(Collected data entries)

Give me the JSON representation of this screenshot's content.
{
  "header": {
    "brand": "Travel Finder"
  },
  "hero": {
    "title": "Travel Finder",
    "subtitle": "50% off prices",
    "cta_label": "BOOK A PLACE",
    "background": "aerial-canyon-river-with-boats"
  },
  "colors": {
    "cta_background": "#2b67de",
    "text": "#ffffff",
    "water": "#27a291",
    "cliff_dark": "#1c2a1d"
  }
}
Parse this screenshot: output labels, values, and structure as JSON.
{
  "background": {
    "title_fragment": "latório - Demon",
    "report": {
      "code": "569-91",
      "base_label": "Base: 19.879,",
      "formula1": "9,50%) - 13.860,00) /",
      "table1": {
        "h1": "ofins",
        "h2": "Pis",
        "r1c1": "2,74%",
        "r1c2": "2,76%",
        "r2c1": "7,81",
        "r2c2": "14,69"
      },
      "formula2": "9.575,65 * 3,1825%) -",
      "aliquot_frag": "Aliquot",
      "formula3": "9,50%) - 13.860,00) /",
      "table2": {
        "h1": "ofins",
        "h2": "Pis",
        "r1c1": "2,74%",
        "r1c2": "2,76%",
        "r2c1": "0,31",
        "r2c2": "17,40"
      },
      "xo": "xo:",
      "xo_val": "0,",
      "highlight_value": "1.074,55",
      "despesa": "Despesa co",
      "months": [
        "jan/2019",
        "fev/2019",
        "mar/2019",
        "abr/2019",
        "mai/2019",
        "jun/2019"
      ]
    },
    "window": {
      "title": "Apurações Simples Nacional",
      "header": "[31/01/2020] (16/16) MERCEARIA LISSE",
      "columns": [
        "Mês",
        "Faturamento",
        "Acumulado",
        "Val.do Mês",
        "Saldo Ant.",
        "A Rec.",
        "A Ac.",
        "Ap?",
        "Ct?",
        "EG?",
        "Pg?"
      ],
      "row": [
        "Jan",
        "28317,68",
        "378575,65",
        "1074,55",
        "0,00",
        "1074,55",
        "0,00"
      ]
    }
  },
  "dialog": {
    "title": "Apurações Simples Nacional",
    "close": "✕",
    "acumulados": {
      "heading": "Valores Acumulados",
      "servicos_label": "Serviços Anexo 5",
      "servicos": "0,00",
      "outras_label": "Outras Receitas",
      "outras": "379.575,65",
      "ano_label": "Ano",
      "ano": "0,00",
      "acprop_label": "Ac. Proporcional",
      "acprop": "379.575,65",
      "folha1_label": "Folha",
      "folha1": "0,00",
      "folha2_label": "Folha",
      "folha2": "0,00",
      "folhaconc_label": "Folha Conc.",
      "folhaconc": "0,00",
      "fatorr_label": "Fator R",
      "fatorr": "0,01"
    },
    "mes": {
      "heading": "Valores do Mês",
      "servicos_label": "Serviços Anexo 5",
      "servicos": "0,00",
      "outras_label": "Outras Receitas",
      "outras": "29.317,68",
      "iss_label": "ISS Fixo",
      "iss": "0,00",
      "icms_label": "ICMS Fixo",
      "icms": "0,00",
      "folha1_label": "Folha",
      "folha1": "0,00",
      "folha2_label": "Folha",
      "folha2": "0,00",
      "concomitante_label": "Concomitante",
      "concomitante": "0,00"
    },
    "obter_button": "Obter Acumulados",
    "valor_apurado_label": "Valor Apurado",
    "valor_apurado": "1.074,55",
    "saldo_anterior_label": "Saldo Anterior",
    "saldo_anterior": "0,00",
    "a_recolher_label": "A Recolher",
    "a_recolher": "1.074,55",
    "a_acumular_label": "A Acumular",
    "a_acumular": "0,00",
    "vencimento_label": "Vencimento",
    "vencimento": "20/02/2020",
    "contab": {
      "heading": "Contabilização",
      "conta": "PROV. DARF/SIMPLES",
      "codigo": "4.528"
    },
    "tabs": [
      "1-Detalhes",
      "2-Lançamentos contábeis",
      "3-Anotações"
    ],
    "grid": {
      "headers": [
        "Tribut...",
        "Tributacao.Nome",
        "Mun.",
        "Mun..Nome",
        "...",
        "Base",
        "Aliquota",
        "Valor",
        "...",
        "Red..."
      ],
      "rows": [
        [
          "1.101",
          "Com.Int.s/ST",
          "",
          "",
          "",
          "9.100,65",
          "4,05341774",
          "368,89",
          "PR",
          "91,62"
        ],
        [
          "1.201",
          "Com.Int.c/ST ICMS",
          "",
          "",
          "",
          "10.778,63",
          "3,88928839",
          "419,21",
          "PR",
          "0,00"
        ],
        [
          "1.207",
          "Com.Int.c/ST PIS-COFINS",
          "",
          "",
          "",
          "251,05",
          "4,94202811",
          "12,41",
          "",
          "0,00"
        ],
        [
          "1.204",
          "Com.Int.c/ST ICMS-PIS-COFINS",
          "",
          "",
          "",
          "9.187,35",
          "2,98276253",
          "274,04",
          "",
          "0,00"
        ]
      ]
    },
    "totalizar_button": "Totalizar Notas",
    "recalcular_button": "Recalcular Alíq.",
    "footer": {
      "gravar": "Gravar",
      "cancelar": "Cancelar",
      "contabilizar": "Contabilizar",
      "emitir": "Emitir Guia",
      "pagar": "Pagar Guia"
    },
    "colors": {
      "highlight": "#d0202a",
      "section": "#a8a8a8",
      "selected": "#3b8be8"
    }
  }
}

### Objective:
Provide only the count of lines in the data above that include the string "JSON".

### Worked solution:
2